* [To be done]:
Among the entries below, find the lines with "this" and copy them.

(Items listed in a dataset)
## begin

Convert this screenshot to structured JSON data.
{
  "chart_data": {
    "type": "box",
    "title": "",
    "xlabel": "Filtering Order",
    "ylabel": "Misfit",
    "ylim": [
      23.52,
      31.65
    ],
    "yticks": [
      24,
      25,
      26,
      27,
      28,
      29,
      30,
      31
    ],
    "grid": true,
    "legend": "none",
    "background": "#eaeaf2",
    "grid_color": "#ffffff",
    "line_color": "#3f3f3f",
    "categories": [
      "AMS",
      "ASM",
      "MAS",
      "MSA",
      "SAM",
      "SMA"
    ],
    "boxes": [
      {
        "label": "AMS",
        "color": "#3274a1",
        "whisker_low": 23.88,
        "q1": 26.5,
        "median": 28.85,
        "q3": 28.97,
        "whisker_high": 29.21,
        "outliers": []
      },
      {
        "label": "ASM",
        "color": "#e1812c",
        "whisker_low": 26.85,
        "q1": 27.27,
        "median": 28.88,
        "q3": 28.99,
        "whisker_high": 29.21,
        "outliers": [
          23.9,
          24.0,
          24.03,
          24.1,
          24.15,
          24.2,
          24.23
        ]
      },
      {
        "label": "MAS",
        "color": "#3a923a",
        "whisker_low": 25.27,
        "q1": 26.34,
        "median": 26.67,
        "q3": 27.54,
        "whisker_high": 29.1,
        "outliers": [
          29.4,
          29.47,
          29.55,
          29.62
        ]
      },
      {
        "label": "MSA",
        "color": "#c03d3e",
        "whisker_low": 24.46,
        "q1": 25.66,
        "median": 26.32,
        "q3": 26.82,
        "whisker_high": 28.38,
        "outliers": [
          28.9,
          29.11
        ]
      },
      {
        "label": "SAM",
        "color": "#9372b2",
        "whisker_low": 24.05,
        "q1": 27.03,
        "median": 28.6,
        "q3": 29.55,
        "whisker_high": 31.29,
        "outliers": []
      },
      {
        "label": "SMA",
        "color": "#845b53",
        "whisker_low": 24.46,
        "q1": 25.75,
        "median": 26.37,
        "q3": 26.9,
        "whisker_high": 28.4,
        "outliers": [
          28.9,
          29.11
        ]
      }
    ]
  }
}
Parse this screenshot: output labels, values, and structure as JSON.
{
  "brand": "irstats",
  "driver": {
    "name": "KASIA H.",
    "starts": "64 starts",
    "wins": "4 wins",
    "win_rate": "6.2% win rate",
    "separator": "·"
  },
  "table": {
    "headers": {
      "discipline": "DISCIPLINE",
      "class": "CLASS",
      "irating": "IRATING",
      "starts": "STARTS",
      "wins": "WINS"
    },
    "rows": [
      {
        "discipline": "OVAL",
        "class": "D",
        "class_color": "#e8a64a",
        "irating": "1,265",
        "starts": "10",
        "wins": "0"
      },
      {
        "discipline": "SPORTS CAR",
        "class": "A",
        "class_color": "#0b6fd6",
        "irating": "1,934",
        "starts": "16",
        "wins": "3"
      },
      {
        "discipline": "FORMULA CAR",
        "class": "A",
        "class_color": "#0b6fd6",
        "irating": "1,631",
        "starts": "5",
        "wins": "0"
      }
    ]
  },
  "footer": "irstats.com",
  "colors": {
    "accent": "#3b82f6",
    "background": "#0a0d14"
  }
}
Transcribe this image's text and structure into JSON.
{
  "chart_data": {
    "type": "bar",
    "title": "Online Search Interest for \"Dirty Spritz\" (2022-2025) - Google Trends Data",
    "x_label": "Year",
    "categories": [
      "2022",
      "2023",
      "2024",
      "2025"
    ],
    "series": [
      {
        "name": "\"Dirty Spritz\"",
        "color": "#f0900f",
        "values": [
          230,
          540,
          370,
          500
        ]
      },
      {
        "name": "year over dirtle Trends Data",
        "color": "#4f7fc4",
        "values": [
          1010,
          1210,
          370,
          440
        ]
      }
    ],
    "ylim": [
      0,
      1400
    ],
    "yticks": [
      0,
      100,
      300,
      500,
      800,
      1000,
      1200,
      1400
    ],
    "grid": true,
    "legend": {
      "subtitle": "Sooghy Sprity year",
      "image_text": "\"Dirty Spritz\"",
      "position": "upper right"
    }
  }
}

## end

* [The result]:
Convert this screenshot to structured JSON data.
Parse this screenshot: output labels, values, and structure as JSON.
Transcribe this image's text and structure into JSON.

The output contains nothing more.